* START MATERIAL *
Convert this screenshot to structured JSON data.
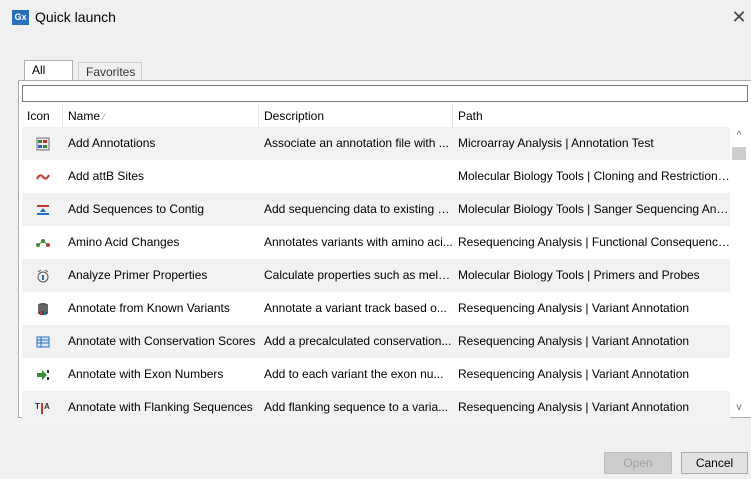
{
  "window": {
    "logo": "Gx",
    "title": "Quick launch",
    "close": "✕"
  },
  "tabs": [
    {
      "label": "All Tools",
      "active": true
    },
    {
      "label": "Favorites",
      "active": false
    }
  ],
  "search": {
    "value": "",
    "placeholder": ""
  },
  "table": {
    "columns": [
      "Icon",
      "Name",
      "Description",
      "Path"
    ],
    "sort_indicator": "⁄",
    "rows": [
      {
        "icon": "annotation-grid-icon",
        "name": "Add Annotations",
        "description": "Associate an annotation file with ...",
        "path": "Microarray Analysis | Annotation Test"
      },
      {
        "icon": "wave-red-icon",
        "name": "Add attB Sites",
        "description": "",
        "path": "Molecular Biology Tools | Cloning and Restriction ..."
      },
      {
        "icon": "contig-add-icon",
        "name": "Add Sequences to Contig",
        "description": "Add sequencing data to existing c...",
        "path": "Molecular Biology Tools | Sanger Sequencing Anal..."
      },
      {
        "icon": "amino-acid-icon",
        "name": "Amino Acid Changes",
        "description": "Annotates variants with amino aci...",
        "path": "Resequencing Analysis | Functional Consequences"
      },
      {
        "icon": "primer-properties-icon",
        "name": "Analyze Primer Properties",
        "description": "Calculate properties such as melti...",
        "path": "Molecular Biology Tools | Primers and Probes"
      },
      {
        "icon": "variant-db-icon",
        "name": "Annotate from Known Variants",
        "description": "Annotate a variant track based o...",
        "path": "Resequencing Analysis | Variant Annotation"
      },
      {
        "icon": "conservation-table-icon",
        "name": "Annotate with Conservation Scores",
        "description": "Add a precalculated conservation...",
        "path": "Resequencing Analysis | Variant Annotation"
      },
      {
        "icon": "exon-number-icon",
        "name": "Annotate with Exon Numbers",
        "description": "Add to each variant the exon nu...",
        "path": "Resequencing Analysis | Variant Annotation"
      },
      {
        "icon": "flanking-seq-icon",
        "name": "Annotate with Flanking Sequences",
        "description": "Add flanking sequence to a varia...",
        "path": "Resequencing Analysis | Variant Annotation"
      }
    ]
  },
  "scrollbar": {
    "up": "^",
    "down": "v"
  },
  "buttons": {
    "open": "Open",
    "cancel": "Cancel"
  }
}
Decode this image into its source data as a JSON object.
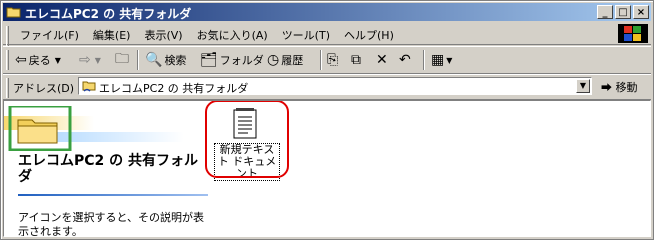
{
  "window": {
    "title": "エレコムPC2 の 共有フォルダ",
    "buttons": [
      "_",
      "□",
      "×"
    ]
  },
  "menu": {
    "items": [
      "ファイル(F)",
      "編集(E)",
      "表示(V)",
      "お気に入り(A)",
      "ツール(T)",
      "ヘルプ(H)"
    ]
  },
  "toolbar": {
    "back": "戻る",
    "search": "検索",
    "folders": "フォルダ",
    "history": "履歴"
  },
  "address": {
    "label": "アドレス(D)",
    "value": "エレコムPC2 の 共有フォルダ",
    "go": "移動"
  },
  "webview": {
    "title": "エレコムPC2 の 共有フォルダ",
    "description": "アイコンを選択すると、その説明が表示されます。"
  },
  "files": [
    {
      "name": "新規テキスト ドキュメント",
      "icon": "text-document-icon"
    }
  ],
  "colors": {
    "titlebar_start": "#0a246a",
    "titlebar_end": "#a6caf0",
    "highlight": "#e00000"
  }
}
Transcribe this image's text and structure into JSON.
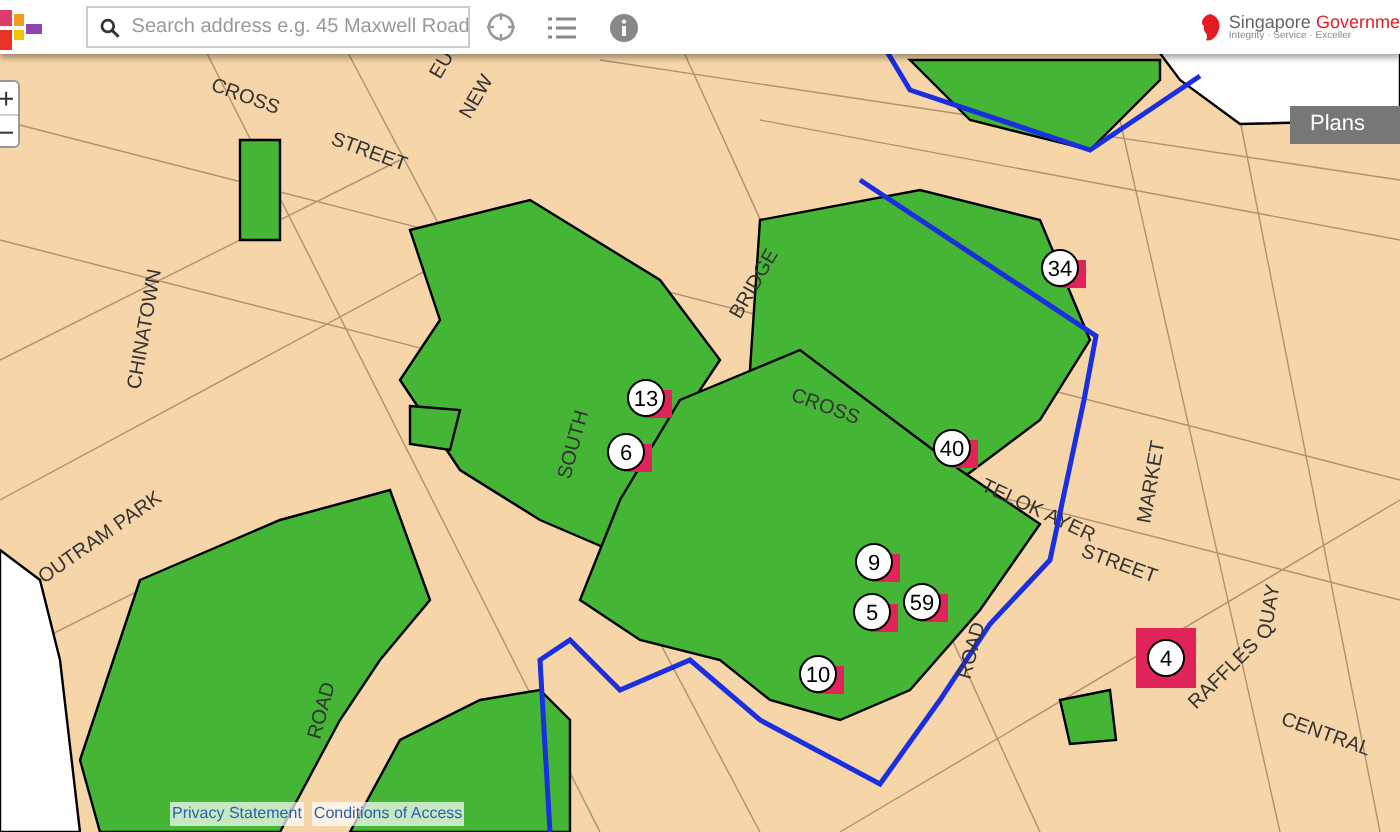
{
  "header": {
    "search": {
      "placeholder": "Search address e.g. 45 Maxwell Road"
    },
    "gov_logo": {
      "name_part1": "Singapore",
      "name_part2": "Governme",
      "tagline": "Integrity · Service · Exceller"
    }
  },
  "map_controls": {
    "zoom_in": "+",
    "zoom_out": "−",
    "plans_button": "Plans"
  },
  "map": {
    "street_labels": [
      "CROSS",
      "STREET",
      "CHINATOWN",
      "BRIDGE",
      "SOUTH",
      "CROSS",
      "TELOK AYER",
      "STREET",
      "MARKET",
      "RAFFLES",
      "CENTRAL",
      "QUAY",
      "ROAD",
      "OUTRAM PARK",
      "ROAD",
      "EU",
      "NEW"
    ],
    "markers": [
      {
        "label": "34"
      },
      {
        "label": "13"
      },
      {
        "label": "6"
      },
      {
        "label": "40"
      },
      {
        "label": "9"
      },
      {
        "label": "5"
      },
      {
        "label": "59"
      },
      {
        "label": "10"
      },
      {
        "label": "4"
      }
    ]
  },
  "footer": {
    "links": [
      "Privacy Statement",
      "Conditions of Access"
    ]
  }
}
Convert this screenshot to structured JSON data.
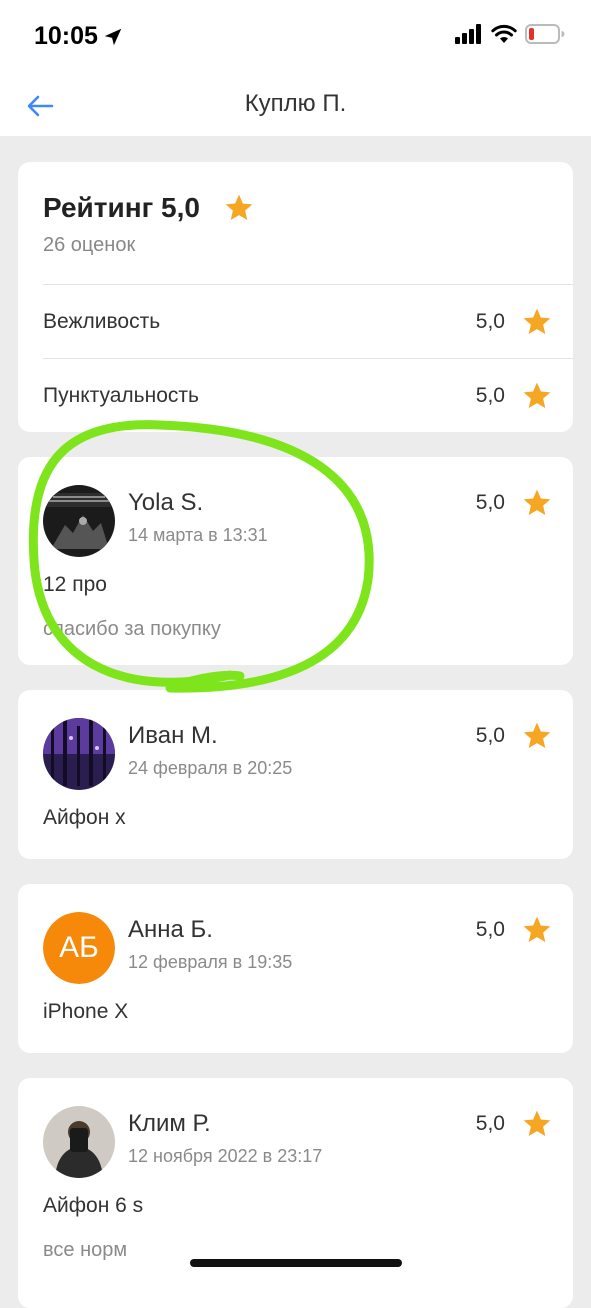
{
  "status_bar": {
    "time": "10:05"
  },
  "nav": {
    "title": "Куплю П."
  },
  "rating": {
    "title": "Рейтинг 5,0",
    "count": "26 оценок",
    "categories": [
      {
        "label": "Вежливость",
        "value": "5,0"
      },
      {
        "label": "Пунктуальность",
        "value": "5,0"
      }
    ]
  },
  "reviews": [
    {
      "name": "Yola S.",
      "date": "14 марта в 13:31",
      "score": "5,0",
      "text": "12 про",
      "comment": "спасибо за покупку"
    },
    {
      "name": "Иван М.",
      "date": "24 февраля в 20:25",
      "score": "5,0",
      "text": "Айфон х"
    },
    {
      "name": "Анна Б.",
      "initials": "АБ",
      "date": "12 февраля в 19:35",
      "score": "5,0",
      "text": "iPhone X"
    },
    {
      "name": "Клим Р.",
      "date": "12 ноября 2022 в 23:17",
      "score": "5,0",
      "text": "Айфон 6 s",
      "comment": "все норм"
    }
  ],
  "colors": {
    "accent": "#3d8af7",
    "star": "#f5a623",
    "annotation": "#7ee51c",
    "avatar_initials_bg": "#f6890a"
  },
  "icons": [
    "location-arrow-icon",
    "signal-icon",
    "wifi-icon",
    "battery-icon",
    "back-arrow-icon",
    "star-icon"
  ]
}
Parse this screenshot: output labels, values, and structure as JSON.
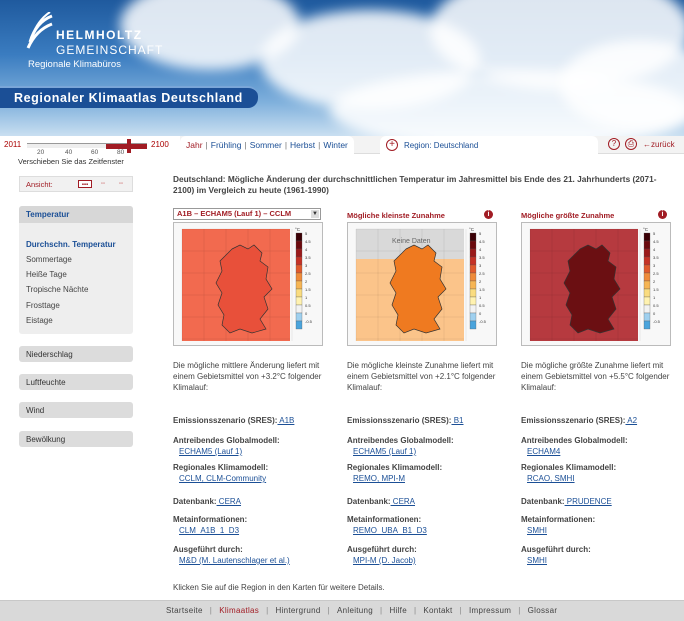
{
  "header": {
    "logo_line1": "HELMHOLTZ",
    "logo_line2": "GEMEINSCHAFT",
    "office": "Regionale Klimabüros",
    "title": "Regionaler Klimaatlas Deutschland"
  },
  "timeline": {
    "start": "2011",
    "end": "2100",
    "ticks": [
      "20",
      "40",
      "60",
      "80"
    ],
    "caption": "Verschieben Sie das Zeitfenster",
    "window_start_fraction": 0.66,
    "window_end_fraction": 1.0
  },
  "seasons": {
    "items": [
      "Jahr",
      "Frühling",
      "Sommer",
      "Herbst",
      "Winter"
    ],
    "active": "Jahr"
  },
  "region_tab": {
    "label": "Region: Deutschland"
  },
  "toolbar": {
    "help": "?",
    "back": "zurück"
  },
  "sidebar": {
    "view_label": "Ansicht:",
    "temperature_head": "Temperatur",
    "temperature_items": [
      "Durchschn. Temperatur",
      "Sommertage",
      "Heiße Tage",
      "Tropische Nächte",
      "Frosttage",
      "Eistage"
    ],
    "buttons": [
      "Niederschlag",
      "Luftfeuchte",
      "Wind",
      "Bewölkung"
    ]
  },
  "main": {
    "title": "Deutschland: Mögliche Änderung der durchschnittlichen Temperatur im Jahresmittel bis Ende des 21. Jahrhunderts (2071-2100) im Vergleich zu heute (1961-1990)",
    "footnote": "Klicken Sie auf die Region in den Karten für weitere Details.",
    "labels": {
      "scenario": "Emissionsszenario (SRES):",
      "global": "Antreibendes Globalmodell:",
      "regional": "Regionales Klimamodell:",
      "database": "Datenbank:",
      "meta": "Metainformationen:",
      "executed": "Ausgeführt durch:"
    },
    "columns": [
      {
        "header": "A1B – ECHAM5 (Lauf 1) – CCLM",
        "desc": "Die mögliche mittlere Änderung liefert mit einem Gebietsmittel von +3.2°C folgender Klimalauf:",
        "scenario": "A1B",
        "global": "ECHAM5 (Lauf 1)",
        "regional": "CCLM, CLM-Community",
        "database": "CERA",
        "meta": "CLM_A1B_1_D3",
        "executed": "M&D (M. Lautenschlager et al.)",
        "map_fill": "#e8503a",
        "map_bg": "#f26a4f",
        "no_data": ""
      },
      {
        "header": "Mögliche kleinste Zunahme",
        "desc": "Die mögliche kleinste Zunahme liefert mit einem Gebietsmittel von +2.1°C folgender Klimalauf:",
        "scenario": "B1",
        "global": "ECHAM5 (Lauf 1)",
        "regional": "REMO, MPI-M",
        "database": "CERA",
        "meta": "REMO_UBA_B1_D3",
        "executed": "MPI-M (D. Jacob)",
        "map_fill": "#ef7a20",
        "map_bg": "#fbc48a",
        "no_data": "Keine Daten"
      },
      {
        "header": "Mögliche größte Zunahme",
        "desc": "Die mögliche größte Zunahme liefert mit einem Gebietsmittel von +5.5°C folgender Klimalauf:",
        "scenario": "A2",
        "global": "ECHAM4",
        "regional": "RCAO, SMHI",
        "database": "PRUDENCE",
        "meta": "SMHI",
        "executed": "SMHI",
        "map_fill": "#6b0f12",
        "map_bg": "#b63a3f",
        "no_data": ""
      }
    ],
    "legend_unit": "°C",
    "legend_ticks": [
      "5",
      "4.5",
      "4",
      "3.5",
      "3",
      "2.5",
      "2",
      "1.5",
      "1",
      "0.5",
      "0",
      "-0.5"
    ]
  },
  "footer": {
    "items": [
      "Startseite",
      "Klimaatlas",
      "Hintergrund",
      "Anleitung",
      "Hilfe",
      "Kontakt",
      "Impressum",
      "Glossar"
    ],
    "active": "Klimaatlas"
  }
}
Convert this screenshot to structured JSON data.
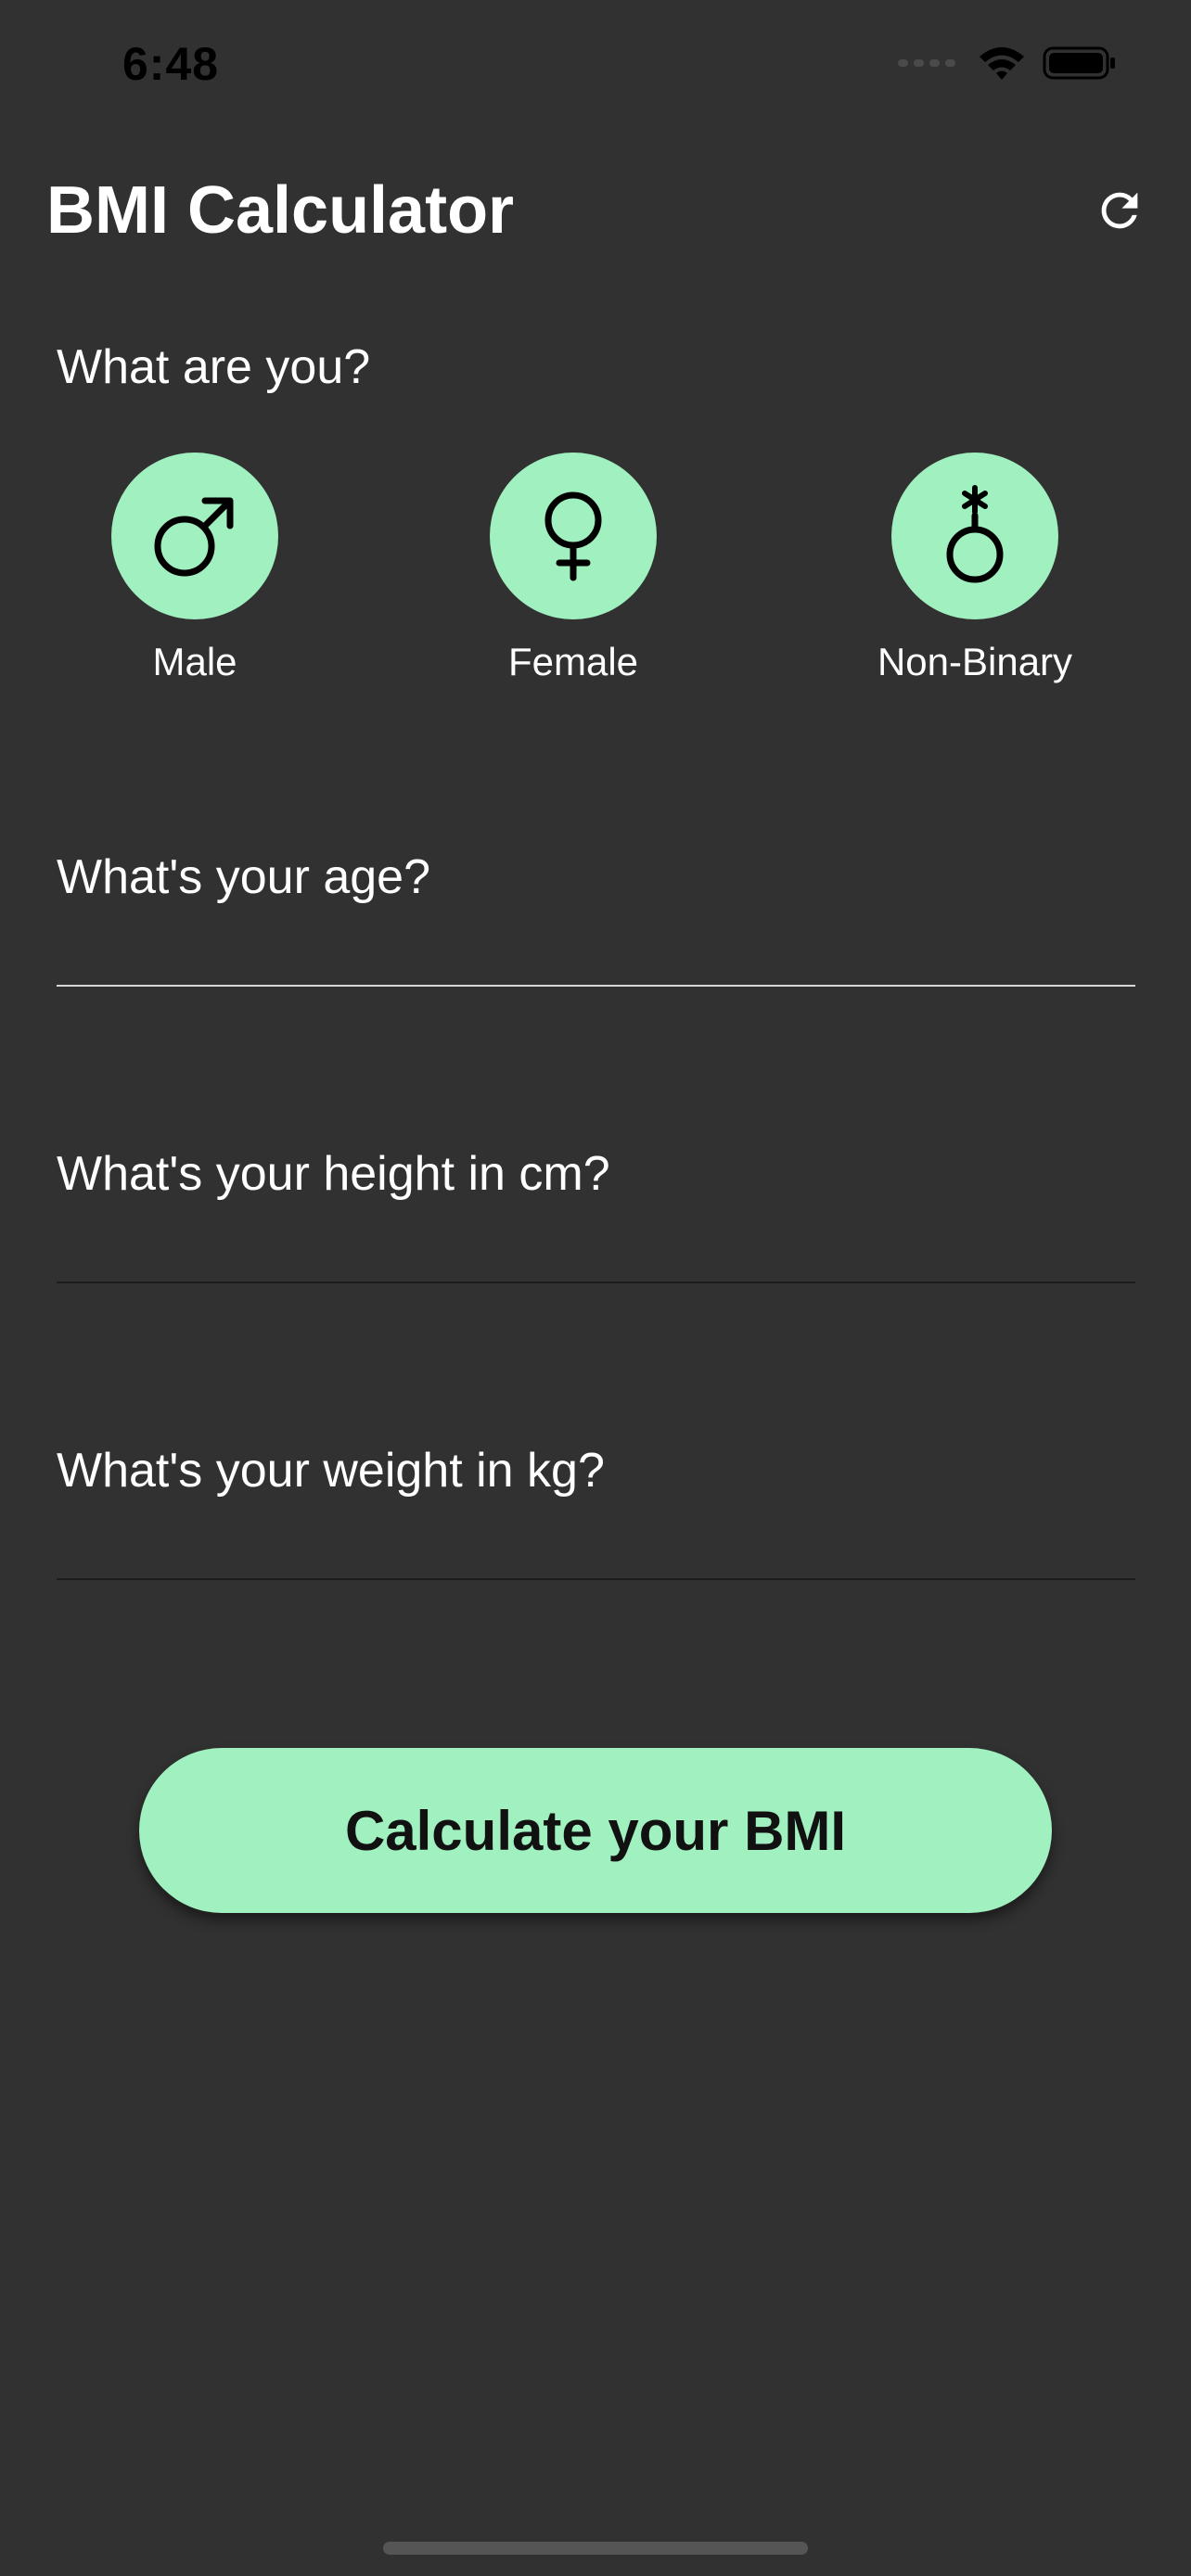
* END MATERIAL *
§ TASK INSTRUCTIONS:
Count each line of the entries that holds the word "einem", then state the total and nothing more.

§ RESPONSE TO THIS TASK:
3